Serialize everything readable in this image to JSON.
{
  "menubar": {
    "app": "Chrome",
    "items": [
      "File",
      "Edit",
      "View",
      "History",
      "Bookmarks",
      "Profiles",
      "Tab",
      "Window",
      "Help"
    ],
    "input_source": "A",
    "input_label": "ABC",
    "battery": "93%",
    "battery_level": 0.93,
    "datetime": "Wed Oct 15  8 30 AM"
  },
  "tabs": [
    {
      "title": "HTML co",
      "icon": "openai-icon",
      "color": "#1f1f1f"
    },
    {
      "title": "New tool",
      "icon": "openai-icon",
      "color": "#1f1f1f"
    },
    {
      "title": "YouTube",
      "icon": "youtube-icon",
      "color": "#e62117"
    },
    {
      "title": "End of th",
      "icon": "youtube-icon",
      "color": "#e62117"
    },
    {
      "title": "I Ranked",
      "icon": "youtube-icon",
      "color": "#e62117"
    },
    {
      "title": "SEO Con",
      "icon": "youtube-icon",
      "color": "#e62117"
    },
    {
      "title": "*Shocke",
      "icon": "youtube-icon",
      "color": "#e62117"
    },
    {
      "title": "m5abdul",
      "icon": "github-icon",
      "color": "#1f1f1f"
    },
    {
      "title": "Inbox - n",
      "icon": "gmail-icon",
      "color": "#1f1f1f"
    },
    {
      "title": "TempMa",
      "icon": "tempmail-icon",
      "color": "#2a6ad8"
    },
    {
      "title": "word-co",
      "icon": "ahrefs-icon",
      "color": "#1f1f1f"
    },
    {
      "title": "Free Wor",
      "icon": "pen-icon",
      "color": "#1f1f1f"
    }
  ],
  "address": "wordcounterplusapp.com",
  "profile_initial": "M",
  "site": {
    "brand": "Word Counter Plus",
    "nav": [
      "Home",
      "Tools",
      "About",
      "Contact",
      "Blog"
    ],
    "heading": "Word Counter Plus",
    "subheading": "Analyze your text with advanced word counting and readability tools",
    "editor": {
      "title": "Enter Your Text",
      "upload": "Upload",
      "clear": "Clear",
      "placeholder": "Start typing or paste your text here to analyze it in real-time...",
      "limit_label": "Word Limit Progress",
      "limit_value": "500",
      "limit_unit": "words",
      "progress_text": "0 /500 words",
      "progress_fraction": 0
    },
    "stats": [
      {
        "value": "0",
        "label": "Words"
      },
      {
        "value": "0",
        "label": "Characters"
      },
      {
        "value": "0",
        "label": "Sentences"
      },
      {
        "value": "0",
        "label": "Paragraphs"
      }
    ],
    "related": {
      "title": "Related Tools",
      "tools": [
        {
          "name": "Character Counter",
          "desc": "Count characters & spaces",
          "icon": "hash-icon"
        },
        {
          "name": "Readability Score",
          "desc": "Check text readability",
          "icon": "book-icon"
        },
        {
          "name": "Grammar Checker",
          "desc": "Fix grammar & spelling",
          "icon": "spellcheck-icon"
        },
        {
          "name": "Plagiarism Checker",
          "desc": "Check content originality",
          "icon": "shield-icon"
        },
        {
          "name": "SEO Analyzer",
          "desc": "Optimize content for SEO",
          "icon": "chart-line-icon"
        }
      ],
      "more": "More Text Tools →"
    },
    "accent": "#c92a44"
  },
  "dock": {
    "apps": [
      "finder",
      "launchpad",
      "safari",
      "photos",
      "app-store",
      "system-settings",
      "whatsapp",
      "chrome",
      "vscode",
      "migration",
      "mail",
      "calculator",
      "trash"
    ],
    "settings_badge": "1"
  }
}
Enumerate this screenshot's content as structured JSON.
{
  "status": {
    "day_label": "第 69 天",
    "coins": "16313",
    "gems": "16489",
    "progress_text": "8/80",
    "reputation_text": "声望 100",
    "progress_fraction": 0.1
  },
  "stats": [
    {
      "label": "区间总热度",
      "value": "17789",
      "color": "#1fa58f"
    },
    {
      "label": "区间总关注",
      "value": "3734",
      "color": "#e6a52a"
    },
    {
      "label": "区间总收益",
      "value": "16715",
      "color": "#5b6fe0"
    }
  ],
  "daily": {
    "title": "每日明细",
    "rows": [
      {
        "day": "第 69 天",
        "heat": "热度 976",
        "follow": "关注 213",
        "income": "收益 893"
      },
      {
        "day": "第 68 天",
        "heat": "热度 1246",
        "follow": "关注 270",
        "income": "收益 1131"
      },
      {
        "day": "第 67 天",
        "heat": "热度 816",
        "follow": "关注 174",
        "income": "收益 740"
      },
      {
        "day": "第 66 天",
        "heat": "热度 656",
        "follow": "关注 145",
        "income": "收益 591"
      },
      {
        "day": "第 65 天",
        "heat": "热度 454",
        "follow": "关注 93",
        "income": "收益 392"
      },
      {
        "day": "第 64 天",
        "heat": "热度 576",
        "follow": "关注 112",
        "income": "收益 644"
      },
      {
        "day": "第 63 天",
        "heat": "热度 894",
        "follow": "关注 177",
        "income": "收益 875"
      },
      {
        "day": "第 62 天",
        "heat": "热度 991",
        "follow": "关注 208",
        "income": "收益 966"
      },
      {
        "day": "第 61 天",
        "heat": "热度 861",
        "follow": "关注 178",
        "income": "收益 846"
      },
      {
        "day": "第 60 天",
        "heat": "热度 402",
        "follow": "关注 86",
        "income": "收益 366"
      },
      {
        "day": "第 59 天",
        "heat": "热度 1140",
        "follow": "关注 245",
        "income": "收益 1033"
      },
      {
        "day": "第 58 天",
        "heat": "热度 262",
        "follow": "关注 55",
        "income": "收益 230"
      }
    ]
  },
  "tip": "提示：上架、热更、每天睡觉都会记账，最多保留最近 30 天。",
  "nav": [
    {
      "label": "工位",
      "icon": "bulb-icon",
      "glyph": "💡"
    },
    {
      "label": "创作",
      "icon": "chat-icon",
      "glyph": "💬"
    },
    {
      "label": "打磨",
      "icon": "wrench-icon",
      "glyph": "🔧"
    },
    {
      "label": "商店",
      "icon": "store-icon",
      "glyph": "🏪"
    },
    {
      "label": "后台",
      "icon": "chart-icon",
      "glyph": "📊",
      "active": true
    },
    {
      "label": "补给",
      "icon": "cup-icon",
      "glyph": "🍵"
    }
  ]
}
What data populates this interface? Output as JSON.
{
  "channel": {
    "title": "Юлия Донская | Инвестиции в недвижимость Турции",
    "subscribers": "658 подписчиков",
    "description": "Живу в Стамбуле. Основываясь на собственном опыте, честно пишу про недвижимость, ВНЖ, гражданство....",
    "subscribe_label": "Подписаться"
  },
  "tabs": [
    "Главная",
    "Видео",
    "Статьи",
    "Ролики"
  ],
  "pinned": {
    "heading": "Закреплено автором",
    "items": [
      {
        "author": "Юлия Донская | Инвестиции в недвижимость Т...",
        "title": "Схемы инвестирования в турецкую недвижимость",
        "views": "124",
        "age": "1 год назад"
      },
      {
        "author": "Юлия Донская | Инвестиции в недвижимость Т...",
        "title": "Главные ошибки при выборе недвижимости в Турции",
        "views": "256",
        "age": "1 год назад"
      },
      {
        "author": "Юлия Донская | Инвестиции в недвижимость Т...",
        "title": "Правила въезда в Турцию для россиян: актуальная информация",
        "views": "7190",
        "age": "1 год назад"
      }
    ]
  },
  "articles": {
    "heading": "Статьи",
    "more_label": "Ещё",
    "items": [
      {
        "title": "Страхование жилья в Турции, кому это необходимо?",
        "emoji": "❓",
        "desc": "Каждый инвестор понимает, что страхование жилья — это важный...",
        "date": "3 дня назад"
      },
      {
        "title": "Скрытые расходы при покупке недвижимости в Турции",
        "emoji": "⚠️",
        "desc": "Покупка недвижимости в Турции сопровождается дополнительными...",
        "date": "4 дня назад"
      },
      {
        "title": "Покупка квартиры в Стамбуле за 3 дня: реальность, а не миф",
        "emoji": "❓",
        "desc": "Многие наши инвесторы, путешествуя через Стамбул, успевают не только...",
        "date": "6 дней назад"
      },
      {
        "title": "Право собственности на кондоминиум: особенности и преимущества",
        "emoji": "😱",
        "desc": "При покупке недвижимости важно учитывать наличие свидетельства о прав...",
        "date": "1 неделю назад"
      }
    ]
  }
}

◆ Brief ◆
Track down every line of the material containing the string "this", and copy it.

◆ Problem solution ◆
Serialize everything readable in this image to JSON.
Enumerate this screenshot's content as structured JSON.
What data populates this interface? Output as JSON.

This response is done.